§ **Selected text**
►
Europe’s Single Market rules need to be better enforced to benefit consumers
Brussels, 22 March 2019– Today the European Council meeting in Brussels invited the Commission to come forward with a long-term action plan for better implementation and enforcement of Europe’s Single Market rules. The European Gaming and Betting Association (EGBA) welcomes the Council’s statement and urges the incoming European Commission and Parliament to focus on ensuring the Single Market rules are better implemented and enforced to benefit European consumers, particularly in the online environment.
The Council’s conclusions are timely and justified. Despite the Digital Single Market being high up the political agenda over the past years, it has not been sufficiently developed to enable Europe’s citizens to benefit from the full potential of a truly functional and integrated online Single Market. The Council aims to correct this with its call on the Commission, as Guardian of the Treaties, to focus on ensuring that the existing rules and freedoms of the Single Market are properly implemented for the benefit of EU consumers.
Making the Digital Single Market work for EU citizens who bet or play poker online is crucial – because today they are less well protected than a person who buys a plane ticket or a book online. A recent study by the City University of London attributed Europe’s failure to protect online gamblers to the highly fragmented nature of the national policy rules for online gambling. The study showed that the Digital Single Market is failing to protect online gamblers and found that only one country has fully implemented the Commission’s guidelines aimed at providing EU citizens a basic set on consumer protection measures dedicated to responsible gambling.
◄
[Stored items]
►
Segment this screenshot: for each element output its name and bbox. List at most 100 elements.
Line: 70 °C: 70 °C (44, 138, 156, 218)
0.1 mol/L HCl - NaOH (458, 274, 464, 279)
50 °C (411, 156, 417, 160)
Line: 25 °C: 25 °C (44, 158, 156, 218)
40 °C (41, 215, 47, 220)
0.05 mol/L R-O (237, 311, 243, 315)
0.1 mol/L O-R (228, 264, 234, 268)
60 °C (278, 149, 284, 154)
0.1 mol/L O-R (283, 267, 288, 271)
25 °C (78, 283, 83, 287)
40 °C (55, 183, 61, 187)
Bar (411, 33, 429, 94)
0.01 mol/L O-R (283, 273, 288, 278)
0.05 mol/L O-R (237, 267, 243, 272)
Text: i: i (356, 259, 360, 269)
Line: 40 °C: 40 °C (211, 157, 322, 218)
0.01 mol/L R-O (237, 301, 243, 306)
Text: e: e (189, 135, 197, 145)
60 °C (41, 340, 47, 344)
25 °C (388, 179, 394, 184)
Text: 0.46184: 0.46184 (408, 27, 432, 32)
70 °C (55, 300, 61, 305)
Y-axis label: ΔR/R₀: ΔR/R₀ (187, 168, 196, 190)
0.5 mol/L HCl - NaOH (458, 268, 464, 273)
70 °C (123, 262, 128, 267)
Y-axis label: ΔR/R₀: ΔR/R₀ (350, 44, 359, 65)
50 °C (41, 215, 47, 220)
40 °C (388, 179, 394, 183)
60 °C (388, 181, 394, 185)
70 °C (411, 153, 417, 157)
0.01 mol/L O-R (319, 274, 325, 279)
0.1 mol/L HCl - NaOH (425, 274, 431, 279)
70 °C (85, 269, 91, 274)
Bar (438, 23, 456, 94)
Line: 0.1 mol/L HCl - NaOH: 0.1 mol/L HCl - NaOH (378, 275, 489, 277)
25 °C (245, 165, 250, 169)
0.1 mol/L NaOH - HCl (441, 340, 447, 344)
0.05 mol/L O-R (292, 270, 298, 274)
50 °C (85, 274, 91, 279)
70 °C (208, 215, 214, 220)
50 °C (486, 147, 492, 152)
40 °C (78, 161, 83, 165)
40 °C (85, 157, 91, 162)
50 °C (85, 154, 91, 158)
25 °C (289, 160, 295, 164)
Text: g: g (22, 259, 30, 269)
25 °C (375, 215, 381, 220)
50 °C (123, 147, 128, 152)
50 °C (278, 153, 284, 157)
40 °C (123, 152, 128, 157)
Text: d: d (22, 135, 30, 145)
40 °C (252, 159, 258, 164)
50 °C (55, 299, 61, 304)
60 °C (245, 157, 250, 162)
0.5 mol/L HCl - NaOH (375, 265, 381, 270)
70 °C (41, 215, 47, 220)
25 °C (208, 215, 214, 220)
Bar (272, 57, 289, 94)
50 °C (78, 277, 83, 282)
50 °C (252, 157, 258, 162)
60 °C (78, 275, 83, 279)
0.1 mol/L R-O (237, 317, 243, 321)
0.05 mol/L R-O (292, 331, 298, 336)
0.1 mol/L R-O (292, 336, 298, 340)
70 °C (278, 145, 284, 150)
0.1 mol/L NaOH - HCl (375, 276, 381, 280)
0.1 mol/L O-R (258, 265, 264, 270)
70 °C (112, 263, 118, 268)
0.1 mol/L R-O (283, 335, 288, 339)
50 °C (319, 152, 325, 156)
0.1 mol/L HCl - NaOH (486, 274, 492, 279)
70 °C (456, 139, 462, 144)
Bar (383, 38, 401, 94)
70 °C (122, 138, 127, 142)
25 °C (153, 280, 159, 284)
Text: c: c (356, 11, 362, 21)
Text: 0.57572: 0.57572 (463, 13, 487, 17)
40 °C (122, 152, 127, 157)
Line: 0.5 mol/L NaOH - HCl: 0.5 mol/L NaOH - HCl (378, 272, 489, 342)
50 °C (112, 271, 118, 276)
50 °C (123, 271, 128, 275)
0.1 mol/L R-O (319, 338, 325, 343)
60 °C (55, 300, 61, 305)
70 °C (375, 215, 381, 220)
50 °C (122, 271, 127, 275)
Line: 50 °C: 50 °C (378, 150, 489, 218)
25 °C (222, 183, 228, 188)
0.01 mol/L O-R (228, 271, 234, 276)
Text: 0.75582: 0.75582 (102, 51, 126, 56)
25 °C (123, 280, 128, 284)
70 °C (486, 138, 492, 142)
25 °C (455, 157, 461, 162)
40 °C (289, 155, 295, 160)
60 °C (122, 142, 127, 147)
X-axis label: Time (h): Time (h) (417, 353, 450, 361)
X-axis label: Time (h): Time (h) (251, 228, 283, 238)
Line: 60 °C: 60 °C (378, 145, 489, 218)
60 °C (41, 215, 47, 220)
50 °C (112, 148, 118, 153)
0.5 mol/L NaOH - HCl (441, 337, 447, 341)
◄
§ **Task objective**
Continue the press statement on enforcing Europe's Single Market rules for online gambling consumers, beginning immediately after its final sentence.

§ **Reply**
Unfortunately, the Commission made these matters worse when it, in 2017, decided to stop enforcing EU single market law in the area of online gambling and systematically disregarded legitimate legal complaints about breaches of EU law in the sector. In 2018, the Commission also disbanded the regulatory cooperation between the 28 national gambling authorities, leaving the sector without any structural dialogue on important issues like consumer protection, fraud prevention and cross border enforcement.
The Commission’s decision is to the continued detriment of EU consumers. Regardless whether they buy a book or place a bet online, all consumers should benefit from equally applied and enforced rules which protect them and their rights online.
“It is 2019: if the EU is really serious about making the digital single market work for its consumers, then the Commission should enforce EU law in all online sectors, including online gambling. We call on the Commission to fulfil its task as the Guardian of the Treaties by enforcing EU law in the whole online environment. The Commission should also reinstate the regulatory cooperation between Member States in online gambling, to allow structured dialogue and help improve cross-border cooperation and the protection of consumers. It is time for the Commission to act.” – Maarten Haijer, Secretary General, European Gaming and Betting Association (EGBA).